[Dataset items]
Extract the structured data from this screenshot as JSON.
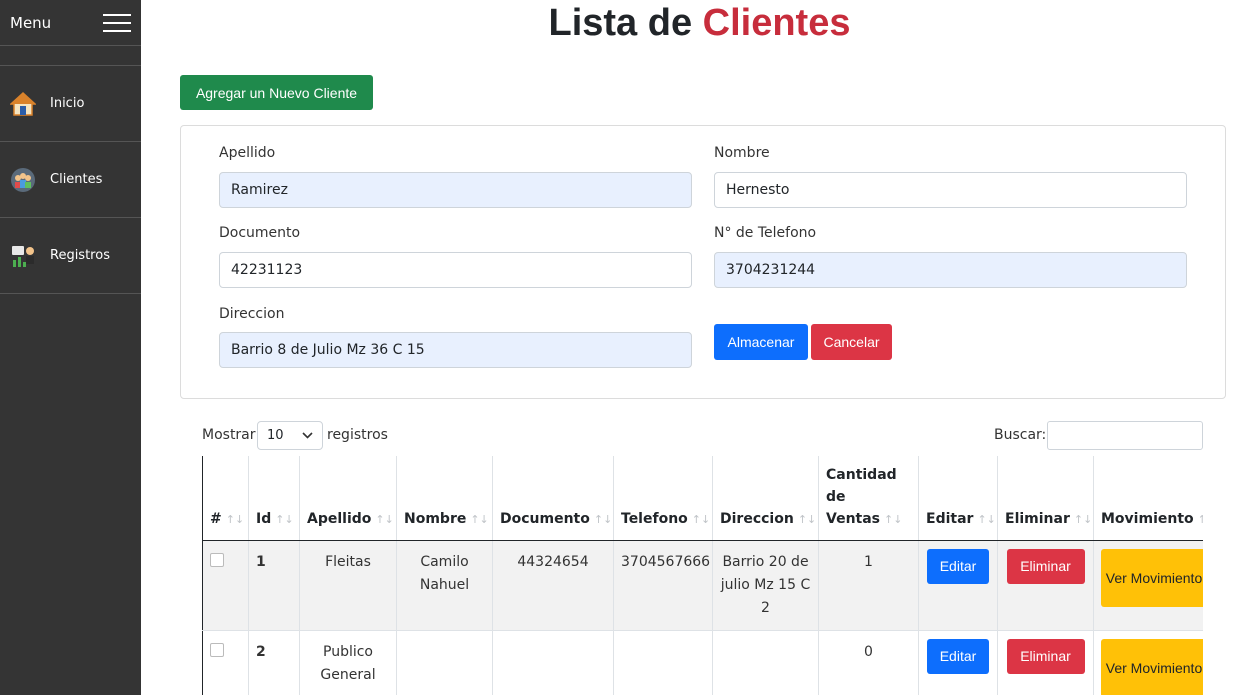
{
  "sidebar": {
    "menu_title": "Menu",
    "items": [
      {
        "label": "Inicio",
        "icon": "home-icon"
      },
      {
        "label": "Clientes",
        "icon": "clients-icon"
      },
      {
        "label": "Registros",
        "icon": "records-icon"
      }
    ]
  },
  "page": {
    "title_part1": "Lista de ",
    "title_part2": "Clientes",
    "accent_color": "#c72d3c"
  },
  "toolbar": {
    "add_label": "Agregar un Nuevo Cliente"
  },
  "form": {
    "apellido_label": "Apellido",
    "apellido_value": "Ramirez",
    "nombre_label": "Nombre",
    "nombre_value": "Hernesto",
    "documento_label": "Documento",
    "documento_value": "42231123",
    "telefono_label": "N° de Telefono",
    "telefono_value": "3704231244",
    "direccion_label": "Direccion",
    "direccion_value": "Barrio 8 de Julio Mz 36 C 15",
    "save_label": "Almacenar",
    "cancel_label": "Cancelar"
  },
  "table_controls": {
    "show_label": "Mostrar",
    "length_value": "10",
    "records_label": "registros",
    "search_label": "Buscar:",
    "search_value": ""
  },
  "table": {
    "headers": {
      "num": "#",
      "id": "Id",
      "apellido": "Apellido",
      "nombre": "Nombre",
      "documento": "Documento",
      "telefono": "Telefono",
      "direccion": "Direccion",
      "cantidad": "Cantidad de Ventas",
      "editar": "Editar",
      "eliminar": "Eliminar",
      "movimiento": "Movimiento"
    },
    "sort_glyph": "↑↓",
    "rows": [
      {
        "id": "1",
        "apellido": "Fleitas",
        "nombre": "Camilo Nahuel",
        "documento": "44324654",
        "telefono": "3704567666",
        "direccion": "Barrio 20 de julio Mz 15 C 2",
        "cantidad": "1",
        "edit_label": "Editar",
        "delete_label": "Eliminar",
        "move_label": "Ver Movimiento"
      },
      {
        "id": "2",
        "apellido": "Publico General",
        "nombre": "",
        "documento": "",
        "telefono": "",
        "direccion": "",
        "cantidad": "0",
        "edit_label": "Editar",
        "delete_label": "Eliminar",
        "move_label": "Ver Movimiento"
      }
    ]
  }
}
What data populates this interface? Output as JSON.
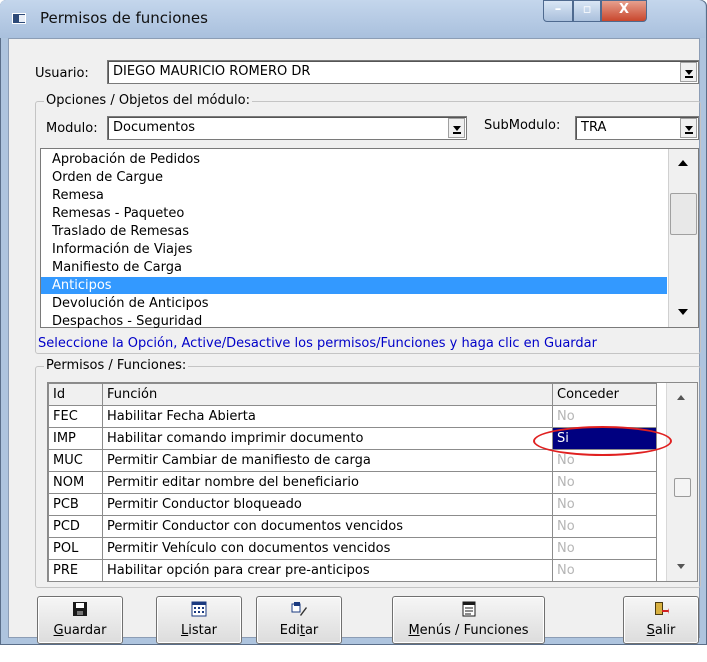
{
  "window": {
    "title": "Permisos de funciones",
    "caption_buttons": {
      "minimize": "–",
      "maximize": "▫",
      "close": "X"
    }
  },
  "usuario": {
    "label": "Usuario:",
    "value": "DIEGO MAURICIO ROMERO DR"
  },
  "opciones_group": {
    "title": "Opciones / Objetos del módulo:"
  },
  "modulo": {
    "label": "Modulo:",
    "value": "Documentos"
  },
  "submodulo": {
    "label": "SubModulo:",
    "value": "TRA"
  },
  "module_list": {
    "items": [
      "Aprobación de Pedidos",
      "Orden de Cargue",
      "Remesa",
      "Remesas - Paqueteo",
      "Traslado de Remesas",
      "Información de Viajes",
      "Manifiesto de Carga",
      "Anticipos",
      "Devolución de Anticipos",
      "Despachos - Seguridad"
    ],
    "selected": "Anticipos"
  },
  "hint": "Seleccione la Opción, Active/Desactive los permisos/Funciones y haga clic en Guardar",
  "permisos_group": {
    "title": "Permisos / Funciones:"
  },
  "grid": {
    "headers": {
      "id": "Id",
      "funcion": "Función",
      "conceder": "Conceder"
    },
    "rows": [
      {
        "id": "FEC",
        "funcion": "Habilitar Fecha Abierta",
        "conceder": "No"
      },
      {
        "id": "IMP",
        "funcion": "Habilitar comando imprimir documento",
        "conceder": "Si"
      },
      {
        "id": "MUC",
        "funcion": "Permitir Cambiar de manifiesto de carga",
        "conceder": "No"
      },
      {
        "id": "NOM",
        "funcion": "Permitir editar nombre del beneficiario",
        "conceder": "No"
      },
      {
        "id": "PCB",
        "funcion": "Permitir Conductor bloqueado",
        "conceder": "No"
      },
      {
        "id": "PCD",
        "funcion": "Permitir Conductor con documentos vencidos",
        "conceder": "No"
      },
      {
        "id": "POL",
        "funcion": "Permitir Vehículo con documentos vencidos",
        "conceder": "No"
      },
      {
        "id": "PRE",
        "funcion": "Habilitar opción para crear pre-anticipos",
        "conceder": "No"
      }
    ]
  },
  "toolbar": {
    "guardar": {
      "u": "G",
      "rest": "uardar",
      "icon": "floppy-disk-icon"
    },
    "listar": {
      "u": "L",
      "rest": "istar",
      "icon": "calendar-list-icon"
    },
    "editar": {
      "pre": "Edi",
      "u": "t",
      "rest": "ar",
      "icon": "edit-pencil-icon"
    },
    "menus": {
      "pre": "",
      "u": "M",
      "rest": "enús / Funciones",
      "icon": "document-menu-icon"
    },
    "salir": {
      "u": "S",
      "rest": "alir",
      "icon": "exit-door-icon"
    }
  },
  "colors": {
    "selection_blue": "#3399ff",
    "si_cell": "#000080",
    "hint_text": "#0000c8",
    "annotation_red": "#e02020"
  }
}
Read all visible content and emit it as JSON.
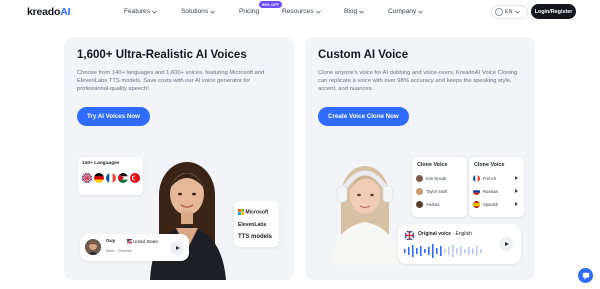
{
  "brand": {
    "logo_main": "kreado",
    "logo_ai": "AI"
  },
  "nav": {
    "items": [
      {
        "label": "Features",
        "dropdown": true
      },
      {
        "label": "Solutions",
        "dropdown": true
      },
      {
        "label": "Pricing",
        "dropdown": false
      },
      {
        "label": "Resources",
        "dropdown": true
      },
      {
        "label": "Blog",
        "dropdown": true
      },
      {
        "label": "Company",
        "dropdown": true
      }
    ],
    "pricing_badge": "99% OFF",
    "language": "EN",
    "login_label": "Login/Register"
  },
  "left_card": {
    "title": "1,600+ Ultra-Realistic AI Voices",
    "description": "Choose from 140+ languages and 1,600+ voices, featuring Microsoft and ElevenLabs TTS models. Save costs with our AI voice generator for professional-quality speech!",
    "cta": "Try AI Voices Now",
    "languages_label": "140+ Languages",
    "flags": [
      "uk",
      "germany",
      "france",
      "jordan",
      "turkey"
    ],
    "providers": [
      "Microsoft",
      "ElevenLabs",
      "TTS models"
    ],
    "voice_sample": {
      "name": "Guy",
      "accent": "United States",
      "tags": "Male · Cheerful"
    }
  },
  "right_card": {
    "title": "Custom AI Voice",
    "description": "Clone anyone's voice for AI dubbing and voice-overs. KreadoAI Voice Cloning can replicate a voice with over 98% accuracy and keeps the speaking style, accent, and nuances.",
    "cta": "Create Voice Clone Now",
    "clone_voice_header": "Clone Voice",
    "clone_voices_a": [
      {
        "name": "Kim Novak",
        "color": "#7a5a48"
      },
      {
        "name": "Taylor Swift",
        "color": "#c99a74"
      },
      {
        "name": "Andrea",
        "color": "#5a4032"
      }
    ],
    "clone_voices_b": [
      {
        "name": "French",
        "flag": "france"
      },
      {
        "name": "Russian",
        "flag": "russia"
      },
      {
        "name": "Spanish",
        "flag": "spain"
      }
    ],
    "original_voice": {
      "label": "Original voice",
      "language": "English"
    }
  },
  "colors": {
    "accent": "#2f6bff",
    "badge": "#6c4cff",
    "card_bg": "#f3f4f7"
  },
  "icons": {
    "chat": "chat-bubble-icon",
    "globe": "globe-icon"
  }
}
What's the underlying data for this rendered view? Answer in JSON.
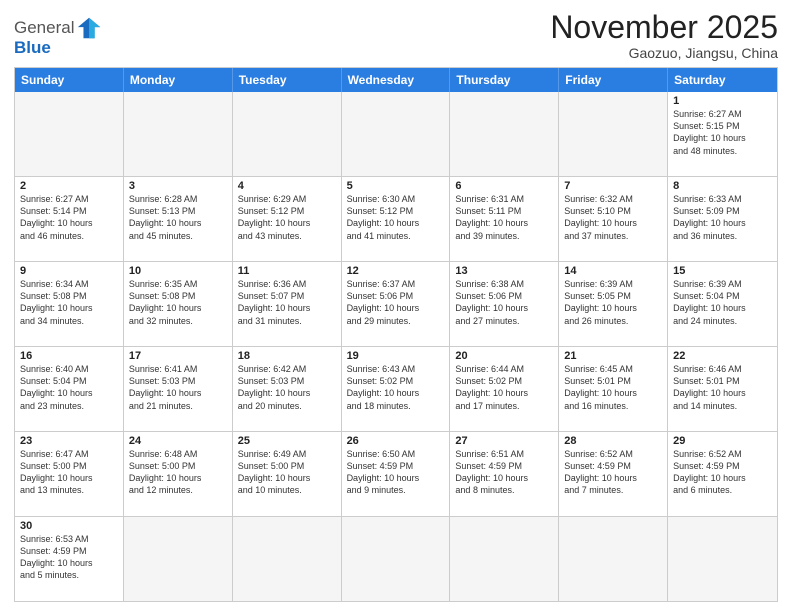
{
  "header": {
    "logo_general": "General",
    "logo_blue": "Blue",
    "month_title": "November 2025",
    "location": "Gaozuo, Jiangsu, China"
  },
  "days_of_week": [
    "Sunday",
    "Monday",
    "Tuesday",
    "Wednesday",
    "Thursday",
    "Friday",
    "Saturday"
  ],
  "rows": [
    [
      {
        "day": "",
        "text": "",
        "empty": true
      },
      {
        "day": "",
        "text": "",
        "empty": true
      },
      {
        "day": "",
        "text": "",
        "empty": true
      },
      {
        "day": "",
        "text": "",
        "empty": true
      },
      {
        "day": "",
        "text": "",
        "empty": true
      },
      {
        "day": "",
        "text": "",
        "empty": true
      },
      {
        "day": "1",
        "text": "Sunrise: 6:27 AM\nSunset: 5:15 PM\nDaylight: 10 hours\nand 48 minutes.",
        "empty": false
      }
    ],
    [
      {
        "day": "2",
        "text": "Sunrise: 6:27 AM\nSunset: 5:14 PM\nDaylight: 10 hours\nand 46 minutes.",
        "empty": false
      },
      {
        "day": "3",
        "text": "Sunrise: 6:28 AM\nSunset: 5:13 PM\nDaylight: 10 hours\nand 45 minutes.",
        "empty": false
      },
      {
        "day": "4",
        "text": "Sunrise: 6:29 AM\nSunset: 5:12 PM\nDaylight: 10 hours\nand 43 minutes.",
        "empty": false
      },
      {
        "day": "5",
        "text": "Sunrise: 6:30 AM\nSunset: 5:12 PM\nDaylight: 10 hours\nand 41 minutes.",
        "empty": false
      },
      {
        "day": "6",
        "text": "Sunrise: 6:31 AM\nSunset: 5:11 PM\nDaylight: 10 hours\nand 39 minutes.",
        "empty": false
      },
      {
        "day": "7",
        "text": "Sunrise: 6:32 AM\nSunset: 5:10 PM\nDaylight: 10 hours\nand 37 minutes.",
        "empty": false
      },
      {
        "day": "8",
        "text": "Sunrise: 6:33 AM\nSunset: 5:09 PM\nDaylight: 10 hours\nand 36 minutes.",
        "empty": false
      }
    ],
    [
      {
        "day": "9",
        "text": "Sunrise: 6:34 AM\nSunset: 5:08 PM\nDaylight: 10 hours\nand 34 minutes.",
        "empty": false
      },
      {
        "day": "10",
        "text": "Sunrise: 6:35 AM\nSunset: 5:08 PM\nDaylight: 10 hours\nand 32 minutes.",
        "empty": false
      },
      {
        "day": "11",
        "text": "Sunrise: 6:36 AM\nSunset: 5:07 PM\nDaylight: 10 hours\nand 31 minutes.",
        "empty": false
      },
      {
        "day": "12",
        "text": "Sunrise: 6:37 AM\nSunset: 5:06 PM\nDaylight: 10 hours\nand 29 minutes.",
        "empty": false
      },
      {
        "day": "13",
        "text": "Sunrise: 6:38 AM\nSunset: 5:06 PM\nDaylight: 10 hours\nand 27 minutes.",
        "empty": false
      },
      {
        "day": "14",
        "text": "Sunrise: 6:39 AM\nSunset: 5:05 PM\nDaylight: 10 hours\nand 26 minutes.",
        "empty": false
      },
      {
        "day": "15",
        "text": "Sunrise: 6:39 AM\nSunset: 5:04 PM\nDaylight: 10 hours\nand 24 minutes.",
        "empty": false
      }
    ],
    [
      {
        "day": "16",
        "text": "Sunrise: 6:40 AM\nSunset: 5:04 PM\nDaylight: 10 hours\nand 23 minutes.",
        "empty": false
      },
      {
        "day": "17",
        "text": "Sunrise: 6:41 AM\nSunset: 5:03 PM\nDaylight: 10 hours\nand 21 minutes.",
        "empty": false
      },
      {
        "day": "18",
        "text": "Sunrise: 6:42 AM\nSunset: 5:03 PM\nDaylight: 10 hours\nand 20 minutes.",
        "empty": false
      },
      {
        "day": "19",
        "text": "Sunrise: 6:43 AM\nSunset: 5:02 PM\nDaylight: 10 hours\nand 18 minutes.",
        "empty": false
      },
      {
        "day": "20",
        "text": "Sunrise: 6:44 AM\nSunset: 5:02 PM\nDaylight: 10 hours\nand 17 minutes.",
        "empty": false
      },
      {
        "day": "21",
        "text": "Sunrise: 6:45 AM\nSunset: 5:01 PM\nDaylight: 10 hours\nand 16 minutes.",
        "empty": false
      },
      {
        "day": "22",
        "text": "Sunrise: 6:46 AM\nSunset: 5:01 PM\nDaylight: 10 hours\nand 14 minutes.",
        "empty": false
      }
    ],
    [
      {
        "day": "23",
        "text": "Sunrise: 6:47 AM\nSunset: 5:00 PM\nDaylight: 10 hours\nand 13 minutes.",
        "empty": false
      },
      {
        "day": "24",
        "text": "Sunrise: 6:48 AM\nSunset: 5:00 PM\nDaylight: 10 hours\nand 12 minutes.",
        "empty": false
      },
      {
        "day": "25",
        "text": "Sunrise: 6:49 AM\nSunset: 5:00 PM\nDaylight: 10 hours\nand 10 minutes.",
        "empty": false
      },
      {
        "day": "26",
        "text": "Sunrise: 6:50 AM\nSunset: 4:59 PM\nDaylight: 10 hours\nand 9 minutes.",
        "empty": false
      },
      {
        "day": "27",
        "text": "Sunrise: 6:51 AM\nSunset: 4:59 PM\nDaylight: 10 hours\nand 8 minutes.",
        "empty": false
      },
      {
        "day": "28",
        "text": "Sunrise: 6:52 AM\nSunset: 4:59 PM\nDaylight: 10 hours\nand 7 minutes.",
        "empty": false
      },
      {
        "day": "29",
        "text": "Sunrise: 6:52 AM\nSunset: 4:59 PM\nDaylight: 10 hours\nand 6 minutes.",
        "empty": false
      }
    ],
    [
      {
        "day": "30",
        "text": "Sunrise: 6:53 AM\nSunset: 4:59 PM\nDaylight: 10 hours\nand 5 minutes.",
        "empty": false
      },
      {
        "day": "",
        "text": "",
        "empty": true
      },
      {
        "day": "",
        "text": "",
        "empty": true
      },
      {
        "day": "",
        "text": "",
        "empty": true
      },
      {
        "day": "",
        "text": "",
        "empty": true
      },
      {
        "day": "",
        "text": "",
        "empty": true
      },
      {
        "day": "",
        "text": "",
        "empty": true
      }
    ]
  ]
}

§ **TASK**
Within the entries above, how many lines contain "Barrio"? Respond with the number only.

§ **FINAL RESULT**
2